Take each line that has the word "heading" and return it.

--- BEGIN Data shown ---

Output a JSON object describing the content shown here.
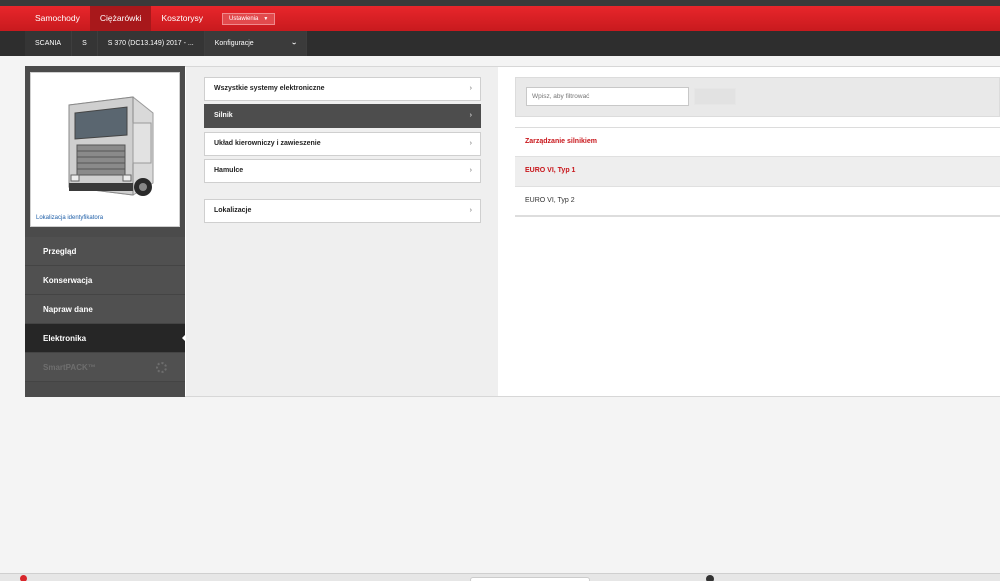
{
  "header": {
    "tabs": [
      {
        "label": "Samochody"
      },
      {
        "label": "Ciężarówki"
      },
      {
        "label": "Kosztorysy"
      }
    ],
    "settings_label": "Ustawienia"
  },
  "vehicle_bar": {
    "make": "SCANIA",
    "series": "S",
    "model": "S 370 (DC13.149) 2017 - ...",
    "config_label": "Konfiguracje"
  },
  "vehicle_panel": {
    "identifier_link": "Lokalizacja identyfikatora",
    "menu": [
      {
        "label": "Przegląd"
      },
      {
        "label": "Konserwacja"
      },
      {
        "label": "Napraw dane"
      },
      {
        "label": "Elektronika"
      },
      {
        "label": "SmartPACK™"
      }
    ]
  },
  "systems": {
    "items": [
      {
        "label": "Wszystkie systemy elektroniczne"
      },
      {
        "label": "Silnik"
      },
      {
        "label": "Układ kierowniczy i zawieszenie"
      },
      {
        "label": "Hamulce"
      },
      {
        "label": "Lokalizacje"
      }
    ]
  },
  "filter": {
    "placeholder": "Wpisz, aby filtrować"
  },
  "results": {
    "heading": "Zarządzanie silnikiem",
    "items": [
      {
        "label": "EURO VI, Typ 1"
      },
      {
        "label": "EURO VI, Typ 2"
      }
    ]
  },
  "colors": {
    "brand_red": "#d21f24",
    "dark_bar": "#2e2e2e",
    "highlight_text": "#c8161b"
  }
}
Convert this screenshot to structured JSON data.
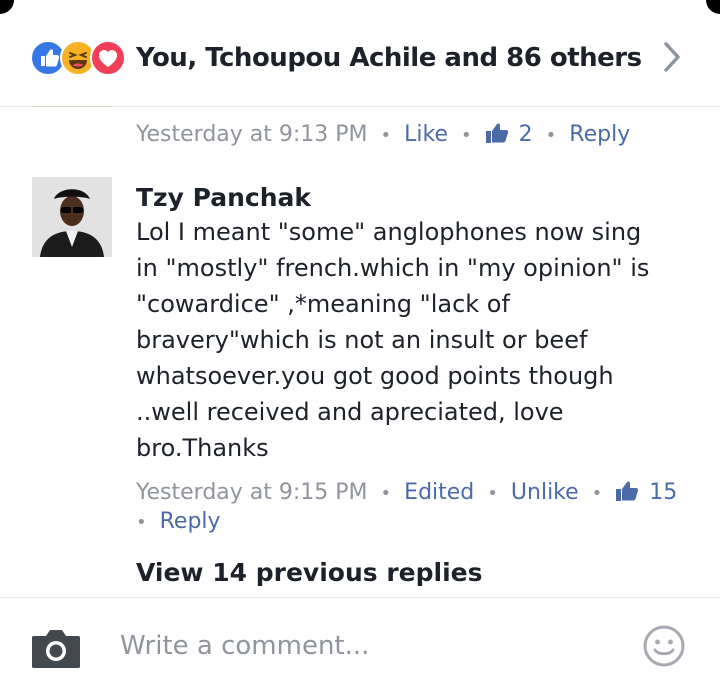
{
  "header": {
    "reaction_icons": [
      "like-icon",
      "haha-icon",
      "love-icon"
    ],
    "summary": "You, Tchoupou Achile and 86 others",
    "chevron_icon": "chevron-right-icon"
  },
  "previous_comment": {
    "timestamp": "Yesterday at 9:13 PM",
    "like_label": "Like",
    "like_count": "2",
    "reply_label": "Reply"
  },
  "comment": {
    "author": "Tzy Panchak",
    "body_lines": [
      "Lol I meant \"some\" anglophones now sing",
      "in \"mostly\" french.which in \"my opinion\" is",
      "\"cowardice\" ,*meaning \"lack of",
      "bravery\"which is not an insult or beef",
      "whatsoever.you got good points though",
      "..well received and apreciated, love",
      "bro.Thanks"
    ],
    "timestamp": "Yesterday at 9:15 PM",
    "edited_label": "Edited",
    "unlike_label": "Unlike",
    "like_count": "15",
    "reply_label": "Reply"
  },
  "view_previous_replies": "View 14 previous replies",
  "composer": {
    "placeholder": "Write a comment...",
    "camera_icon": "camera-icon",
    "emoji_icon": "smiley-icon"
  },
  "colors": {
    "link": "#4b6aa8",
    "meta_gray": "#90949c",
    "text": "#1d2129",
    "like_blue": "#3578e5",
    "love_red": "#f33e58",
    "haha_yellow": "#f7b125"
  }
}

--- END Data shown ---
--- BEGIN Data shown ---

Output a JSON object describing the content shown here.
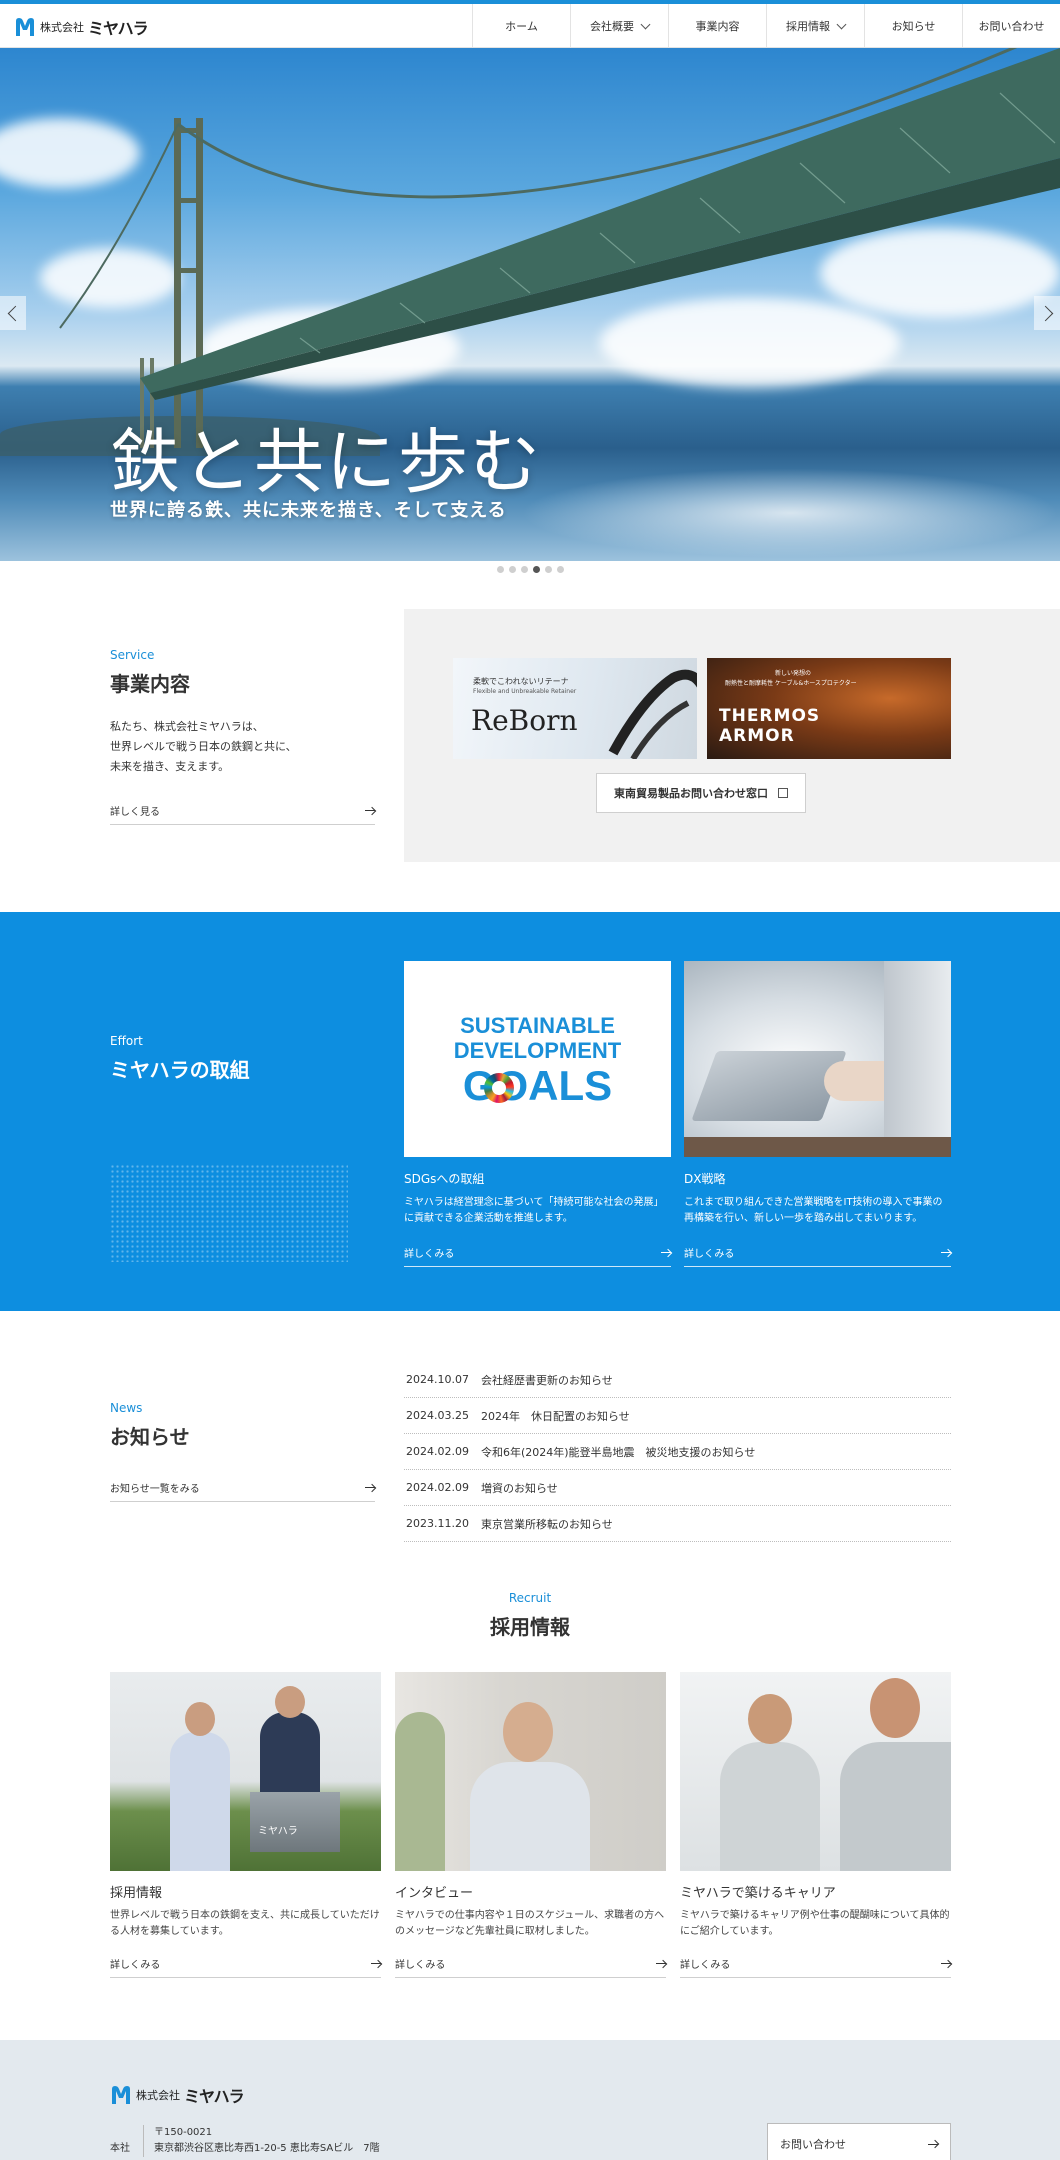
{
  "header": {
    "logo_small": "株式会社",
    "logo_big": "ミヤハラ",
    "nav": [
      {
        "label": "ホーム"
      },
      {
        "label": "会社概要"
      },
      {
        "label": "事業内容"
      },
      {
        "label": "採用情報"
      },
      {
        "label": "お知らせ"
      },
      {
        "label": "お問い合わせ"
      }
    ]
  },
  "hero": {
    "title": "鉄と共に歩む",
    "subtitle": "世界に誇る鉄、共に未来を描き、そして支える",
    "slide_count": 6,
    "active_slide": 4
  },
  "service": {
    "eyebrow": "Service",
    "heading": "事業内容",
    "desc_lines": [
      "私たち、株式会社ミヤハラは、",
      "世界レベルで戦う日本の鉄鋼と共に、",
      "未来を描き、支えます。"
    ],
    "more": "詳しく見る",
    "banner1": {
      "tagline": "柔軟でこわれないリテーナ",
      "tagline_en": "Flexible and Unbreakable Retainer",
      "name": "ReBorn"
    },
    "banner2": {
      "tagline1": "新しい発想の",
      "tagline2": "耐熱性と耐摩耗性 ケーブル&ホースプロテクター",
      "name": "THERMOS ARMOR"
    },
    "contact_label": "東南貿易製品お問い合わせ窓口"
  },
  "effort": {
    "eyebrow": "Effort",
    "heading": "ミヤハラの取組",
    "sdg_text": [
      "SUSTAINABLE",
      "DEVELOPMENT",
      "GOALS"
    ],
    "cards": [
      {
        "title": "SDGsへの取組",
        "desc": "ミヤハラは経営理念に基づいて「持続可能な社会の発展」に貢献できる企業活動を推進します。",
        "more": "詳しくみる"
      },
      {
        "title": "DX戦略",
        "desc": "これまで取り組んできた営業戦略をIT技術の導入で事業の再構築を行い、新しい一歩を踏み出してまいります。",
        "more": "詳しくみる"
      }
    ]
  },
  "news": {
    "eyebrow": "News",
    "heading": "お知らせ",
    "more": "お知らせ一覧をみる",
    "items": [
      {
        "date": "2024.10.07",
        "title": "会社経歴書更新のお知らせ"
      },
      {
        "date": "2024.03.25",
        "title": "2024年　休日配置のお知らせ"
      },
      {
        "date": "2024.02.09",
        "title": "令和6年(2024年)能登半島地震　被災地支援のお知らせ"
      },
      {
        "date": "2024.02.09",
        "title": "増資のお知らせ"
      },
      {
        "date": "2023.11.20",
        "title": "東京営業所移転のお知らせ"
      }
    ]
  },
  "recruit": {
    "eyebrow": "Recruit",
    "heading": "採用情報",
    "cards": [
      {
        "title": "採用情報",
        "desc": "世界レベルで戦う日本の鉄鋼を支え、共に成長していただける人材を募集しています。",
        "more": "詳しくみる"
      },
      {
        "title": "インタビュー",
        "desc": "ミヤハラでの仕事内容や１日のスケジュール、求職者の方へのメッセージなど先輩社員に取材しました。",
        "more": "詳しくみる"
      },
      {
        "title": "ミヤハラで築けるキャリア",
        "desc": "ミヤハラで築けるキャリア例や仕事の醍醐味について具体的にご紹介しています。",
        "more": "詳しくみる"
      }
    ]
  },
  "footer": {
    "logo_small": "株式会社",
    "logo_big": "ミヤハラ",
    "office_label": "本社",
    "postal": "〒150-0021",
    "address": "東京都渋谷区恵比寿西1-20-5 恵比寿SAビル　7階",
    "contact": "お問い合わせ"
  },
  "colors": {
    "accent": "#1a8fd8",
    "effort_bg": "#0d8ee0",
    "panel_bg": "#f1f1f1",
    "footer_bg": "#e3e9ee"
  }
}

--- END Data shown ---

* **Task solution**:
    "heading": "Zarządzanie silnikiem",
    "heading": "事業内容",
    "heading": "ミヤハラの取組",
    "heading": "お知らせ",
    "heading": "採用情報",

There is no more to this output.